▶ **TEXTE À LIRE**

Dustin Kalinowszczyzna . Cela ne vous dit rien ? Comment cela ? Un personnage avec un nom facile à retenir comme celui ci ne s’oublie pas facilement. Vous avez obligatoirement vu sa silhouette de fouine, casquette sur la tête, appareil-photo autour du cou, arpentée les rues de New-York. Ah oui, j’oubliais. Il est le compagnon d’aventures d’un détective à l’imperméable couleur mastic, qui répond au non de Blacksad. Ça y’est ? Vous voyez ? Ah oui, j’oubliais (bis) ! Il répond plus fréquemment au nom de Weekly. Heureux second rôle d’une star, il devait rapidement avoir un ouvrage pour lui tout seul. En effet, les séries à succès de bandes dessinées à la manière des produits dérivés, génèrent très souvent des ouvrages annexes à ceux des personnages principaux : jeunesse du héros, découverte approfondie des seconds rôles notamment. L’exemple exacerbé est celui de la série XIII dont on peine à connaître le nombre total d’albums.

▶ **Entrées du jeu de données**
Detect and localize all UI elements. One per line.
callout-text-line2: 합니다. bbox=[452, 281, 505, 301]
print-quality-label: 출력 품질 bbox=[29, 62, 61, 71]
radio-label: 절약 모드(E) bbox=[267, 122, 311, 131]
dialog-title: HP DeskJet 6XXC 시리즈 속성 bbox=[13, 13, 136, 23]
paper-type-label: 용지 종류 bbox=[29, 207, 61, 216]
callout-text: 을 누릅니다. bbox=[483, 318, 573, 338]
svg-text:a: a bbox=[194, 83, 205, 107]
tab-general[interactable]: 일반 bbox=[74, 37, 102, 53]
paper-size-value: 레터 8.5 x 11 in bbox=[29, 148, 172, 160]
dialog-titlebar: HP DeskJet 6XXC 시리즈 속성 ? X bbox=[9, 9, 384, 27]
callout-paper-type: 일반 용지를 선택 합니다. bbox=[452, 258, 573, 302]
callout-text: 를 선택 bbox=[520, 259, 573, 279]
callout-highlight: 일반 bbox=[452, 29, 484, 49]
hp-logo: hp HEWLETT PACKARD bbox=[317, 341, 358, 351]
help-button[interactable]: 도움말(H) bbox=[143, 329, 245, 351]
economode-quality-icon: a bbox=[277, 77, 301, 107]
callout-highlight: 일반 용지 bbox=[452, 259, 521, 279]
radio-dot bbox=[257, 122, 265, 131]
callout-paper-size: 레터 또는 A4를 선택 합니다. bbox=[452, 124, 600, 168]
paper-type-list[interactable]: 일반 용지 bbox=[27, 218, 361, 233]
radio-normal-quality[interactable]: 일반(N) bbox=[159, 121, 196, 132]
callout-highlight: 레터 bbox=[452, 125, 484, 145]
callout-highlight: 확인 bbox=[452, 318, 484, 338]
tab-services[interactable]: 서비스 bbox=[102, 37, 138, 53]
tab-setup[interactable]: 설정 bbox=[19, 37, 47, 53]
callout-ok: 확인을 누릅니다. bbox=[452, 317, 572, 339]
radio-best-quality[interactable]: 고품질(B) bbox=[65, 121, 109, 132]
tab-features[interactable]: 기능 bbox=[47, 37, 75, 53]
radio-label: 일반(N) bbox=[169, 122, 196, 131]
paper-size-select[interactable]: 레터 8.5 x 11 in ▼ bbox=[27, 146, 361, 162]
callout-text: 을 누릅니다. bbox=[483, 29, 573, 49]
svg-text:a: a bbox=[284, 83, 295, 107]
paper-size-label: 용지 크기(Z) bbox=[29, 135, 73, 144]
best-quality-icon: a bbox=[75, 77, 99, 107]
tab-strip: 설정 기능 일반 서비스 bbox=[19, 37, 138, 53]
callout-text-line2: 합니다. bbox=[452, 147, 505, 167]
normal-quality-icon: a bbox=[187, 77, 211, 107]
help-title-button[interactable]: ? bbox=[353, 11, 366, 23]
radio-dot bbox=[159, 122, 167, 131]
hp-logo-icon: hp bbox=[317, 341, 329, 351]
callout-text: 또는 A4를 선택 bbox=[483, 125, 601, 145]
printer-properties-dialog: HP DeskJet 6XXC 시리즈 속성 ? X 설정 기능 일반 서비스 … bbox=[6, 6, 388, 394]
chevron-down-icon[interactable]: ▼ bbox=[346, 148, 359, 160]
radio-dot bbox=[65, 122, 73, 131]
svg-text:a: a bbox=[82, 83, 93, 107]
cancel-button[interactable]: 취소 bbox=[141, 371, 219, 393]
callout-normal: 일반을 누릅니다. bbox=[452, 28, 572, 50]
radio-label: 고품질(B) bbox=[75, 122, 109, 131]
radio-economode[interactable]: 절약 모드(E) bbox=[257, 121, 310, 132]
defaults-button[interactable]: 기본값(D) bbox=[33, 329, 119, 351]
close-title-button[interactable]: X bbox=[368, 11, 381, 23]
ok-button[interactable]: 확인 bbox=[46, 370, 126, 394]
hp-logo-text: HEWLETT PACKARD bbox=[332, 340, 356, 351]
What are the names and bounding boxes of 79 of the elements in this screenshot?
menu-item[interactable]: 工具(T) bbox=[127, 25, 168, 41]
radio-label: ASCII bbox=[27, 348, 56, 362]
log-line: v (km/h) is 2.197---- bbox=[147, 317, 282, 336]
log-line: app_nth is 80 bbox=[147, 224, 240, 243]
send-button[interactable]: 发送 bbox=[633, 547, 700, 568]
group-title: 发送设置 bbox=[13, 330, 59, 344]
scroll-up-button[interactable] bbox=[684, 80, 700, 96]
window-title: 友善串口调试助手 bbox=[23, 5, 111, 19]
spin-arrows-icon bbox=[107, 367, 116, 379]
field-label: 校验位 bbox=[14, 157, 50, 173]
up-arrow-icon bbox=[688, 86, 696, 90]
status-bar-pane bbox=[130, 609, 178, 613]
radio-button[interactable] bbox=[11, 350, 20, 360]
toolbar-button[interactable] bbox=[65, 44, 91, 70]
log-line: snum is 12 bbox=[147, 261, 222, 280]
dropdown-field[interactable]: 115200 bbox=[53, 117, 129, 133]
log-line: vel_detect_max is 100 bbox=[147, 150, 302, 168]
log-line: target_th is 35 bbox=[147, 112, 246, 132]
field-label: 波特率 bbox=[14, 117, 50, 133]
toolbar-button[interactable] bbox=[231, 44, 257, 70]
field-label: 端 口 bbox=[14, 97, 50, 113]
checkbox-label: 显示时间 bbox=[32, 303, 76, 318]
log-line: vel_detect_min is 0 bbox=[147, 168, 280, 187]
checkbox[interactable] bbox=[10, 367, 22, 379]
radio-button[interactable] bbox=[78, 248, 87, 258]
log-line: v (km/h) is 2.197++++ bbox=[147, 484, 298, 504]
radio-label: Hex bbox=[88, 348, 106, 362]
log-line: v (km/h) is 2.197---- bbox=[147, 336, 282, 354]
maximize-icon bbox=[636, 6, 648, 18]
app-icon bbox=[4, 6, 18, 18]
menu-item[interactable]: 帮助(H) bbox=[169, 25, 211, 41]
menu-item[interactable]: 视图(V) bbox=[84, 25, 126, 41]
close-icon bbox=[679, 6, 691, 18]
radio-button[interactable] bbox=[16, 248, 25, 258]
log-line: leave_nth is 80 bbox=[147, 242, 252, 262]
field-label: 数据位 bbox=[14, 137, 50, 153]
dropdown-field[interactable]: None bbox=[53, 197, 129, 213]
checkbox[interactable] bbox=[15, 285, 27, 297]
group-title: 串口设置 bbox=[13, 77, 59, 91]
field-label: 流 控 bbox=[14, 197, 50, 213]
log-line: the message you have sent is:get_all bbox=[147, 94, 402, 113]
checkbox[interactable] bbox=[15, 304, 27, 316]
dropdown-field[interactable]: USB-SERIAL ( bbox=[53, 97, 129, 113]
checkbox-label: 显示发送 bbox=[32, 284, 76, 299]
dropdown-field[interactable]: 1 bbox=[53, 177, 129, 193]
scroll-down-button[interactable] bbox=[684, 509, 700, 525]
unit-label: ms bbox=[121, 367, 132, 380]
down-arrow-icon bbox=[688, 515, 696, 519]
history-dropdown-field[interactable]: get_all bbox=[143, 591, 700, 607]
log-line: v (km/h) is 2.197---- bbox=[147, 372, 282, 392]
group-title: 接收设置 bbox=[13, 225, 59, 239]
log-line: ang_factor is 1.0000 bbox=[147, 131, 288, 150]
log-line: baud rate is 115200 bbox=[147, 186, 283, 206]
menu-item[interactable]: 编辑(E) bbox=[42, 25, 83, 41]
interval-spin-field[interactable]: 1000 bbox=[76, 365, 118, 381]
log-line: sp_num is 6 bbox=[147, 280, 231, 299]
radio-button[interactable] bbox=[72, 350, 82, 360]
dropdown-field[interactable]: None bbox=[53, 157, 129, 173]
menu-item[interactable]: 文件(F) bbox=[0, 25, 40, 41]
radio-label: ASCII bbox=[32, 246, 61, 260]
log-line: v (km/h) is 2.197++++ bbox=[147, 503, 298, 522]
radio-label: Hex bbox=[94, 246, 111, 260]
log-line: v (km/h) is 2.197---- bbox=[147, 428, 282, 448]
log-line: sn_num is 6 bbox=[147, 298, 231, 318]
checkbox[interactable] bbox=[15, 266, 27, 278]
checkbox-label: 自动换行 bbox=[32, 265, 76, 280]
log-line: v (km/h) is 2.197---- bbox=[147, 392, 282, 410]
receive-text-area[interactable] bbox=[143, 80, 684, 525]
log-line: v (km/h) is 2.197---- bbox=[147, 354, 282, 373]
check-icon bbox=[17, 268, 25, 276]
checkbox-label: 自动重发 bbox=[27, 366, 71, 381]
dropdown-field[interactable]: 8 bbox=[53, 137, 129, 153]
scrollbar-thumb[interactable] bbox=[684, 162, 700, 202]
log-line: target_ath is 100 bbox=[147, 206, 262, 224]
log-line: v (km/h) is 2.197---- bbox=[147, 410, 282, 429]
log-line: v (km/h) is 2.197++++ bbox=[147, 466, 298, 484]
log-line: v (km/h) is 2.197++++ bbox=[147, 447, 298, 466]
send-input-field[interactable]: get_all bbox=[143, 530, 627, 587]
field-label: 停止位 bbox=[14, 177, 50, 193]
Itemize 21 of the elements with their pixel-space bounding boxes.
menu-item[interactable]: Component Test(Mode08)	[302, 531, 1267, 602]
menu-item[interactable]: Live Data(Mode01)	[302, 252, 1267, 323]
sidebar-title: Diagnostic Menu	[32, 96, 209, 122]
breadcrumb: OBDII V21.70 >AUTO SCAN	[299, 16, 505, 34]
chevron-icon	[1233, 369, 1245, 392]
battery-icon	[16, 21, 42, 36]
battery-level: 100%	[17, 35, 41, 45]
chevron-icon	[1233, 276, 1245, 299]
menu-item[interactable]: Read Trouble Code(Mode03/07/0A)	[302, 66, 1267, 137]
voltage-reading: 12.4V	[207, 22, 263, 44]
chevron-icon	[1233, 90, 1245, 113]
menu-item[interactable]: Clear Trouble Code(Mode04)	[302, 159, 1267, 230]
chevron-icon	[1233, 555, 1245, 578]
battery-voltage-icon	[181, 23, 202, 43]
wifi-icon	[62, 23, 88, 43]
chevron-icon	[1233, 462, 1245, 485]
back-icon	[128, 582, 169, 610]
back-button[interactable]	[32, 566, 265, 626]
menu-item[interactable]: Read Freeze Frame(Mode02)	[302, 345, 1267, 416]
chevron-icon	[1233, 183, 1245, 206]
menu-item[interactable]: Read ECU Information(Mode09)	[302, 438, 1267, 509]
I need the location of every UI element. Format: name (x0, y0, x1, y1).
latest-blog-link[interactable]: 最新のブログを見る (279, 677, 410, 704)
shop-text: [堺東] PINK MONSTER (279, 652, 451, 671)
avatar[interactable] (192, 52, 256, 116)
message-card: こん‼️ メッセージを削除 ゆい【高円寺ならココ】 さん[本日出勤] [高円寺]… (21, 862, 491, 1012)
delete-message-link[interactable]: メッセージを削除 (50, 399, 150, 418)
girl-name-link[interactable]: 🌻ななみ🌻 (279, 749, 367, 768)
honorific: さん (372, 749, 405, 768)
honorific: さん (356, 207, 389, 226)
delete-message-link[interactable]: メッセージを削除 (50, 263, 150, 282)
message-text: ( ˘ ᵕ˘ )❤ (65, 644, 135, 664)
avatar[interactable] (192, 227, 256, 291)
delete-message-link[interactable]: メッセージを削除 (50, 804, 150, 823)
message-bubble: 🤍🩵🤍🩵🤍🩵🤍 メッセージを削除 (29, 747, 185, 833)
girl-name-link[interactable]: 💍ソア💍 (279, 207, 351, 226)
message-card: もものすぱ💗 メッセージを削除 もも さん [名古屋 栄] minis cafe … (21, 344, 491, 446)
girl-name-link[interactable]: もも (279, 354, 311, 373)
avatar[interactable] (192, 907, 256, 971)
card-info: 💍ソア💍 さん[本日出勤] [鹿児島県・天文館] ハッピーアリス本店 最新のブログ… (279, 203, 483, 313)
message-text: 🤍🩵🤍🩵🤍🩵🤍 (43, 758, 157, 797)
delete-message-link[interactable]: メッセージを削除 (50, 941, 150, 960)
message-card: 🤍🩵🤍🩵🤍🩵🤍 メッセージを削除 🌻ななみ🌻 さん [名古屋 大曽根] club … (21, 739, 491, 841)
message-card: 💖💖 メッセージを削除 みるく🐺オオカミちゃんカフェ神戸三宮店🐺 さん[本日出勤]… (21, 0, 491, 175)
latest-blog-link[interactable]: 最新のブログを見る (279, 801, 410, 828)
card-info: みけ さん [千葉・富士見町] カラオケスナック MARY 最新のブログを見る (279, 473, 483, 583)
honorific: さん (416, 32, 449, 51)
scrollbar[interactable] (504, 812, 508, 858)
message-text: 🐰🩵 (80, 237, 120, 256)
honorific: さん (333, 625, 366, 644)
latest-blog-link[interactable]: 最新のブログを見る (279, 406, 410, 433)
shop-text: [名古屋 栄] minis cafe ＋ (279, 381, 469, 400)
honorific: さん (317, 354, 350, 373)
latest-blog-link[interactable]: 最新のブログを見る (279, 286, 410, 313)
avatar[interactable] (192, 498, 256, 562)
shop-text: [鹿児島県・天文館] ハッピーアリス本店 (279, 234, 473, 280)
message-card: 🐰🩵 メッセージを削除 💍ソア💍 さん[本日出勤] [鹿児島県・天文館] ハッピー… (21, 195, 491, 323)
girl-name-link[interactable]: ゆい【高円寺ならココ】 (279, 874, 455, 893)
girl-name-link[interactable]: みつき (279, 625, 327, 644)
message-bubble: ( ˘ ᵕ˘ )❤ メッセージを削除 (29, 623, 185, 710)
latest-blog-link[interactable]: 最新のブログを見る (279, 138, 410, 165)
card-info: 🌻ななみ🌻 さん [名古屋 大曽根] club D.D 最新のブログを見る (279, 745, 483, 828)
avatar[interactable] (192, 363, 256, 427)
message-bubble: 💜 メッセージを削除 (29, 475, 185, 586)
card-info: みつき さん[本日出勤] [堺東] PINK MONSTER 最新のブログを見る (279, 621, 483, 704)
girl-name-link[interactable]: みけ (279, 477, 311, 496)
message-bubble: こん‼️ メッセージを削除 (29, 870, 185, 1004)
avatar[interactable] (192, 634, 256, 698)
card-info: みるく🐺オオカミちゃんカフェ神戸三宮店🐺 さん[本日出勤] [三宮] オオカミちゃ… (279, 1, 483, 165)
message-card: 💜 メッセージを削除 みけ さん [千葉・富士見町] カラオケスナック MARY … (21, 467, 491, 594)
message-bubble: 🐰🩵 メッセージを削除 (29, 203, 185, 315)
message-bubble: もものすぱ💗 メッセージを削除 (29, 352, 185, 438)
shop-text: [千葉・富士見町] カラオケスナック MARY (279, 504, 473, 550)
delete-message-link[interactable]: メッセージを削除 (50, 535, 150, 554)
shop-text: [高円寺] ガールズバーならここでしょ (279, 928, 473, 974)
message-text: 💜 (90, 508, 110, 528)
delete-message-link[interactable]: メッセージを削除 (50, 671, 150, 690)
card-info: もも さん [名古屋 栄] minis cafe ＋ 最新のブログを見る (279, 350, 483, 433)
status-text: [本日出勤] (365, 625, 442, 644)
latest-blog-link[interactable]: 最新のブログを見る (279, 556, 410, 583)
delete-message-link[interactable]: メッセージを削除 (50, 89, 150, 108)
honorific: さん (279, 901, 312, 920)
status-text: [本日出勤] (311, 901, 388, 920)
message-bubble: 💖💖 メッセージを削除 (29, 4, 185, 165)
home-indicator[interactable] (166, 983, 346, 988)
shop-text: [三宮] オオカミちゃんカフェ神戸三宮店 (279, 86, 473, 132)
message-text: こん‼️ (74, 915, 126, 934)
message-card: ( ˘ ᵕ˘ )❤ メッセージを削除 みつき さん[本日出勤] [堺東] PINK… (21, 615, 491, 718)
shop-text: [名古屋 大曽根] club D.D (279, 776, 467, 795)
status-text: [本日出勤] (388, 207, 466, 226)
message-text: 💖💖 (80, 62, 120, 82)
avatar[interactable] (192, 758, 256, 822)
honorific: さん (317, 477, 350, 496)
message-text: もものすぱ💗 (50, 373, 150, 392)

▶ **EXERCICES À RÉSOUDRE**
1. Répondez à ces questions d'après le texte sur Weekly :
(a) Quel nom complet le texte donne-t-il en premier au personnage ?
(b) De quelle couleur est l'imperméable du détective ?
(c) Quelle série de bandes dessinées le texte cite-t-il comme l'exemple exacerbé ?
2. Poursuivez le texte sur Weekly, le compagnon de Blacksad, après sa dernière phrase.
Ces entrées n'ont aucun rôle ici.

▶ **LISTE DES RÉPONSES**
1.
(a) Dustin Kalinowszczyzna.
(b) Couleur mastic.
(c) La série XIII.

2.
Depuis un quart de siècle, Blacksad, le chat détective né du stylo de Juan Diaz Canales et du pinceau de Juanjo Guarnido, avec plus de deux millions et demi d’exemplaires vendus, ne pouvait échapper à l’élargissement de son histoire. C’est donc le compagnon d’enquête, apparu dès le tome 2 dans Artic-Nation, qui ouvre le bal. Il faut dire qu’il a tout pour susciter les interrogations ce personnage énervé, curieux et souvent mal élevé. On le qualifie même parfois de « fouille-merde », un qualificatif ambivalent qui révèle son tempérament peu scrupuleux, mais bien utile dans des enquêtes « borderlines ».

Vous vous en doutez avec un patronyme pareil, Weekly est d’origine russe, même si son nom est celui d’un quartier de la ville polonaise de Lublin. Il vit chez sa grand-mère, intégriste religieuse, qui voit le Diable, en l’occurrence le Cosaque, partout dans ce New-York de l’immédiat après-guerre. Mauvais élève, pas une réelle surprise, il aime la photographie et veut travailler dans la presse. Sa maladresse, sa duplicité, ses mensonges vont le conduire à être, un peu malgré lui, mêlé à une enquête policière noire, dans la droite ligne des polars de la série mère. Le scénario est un peu alambiqué, et il faut quelques pages pour mettre toutes les informations en perspective et situer les personnages.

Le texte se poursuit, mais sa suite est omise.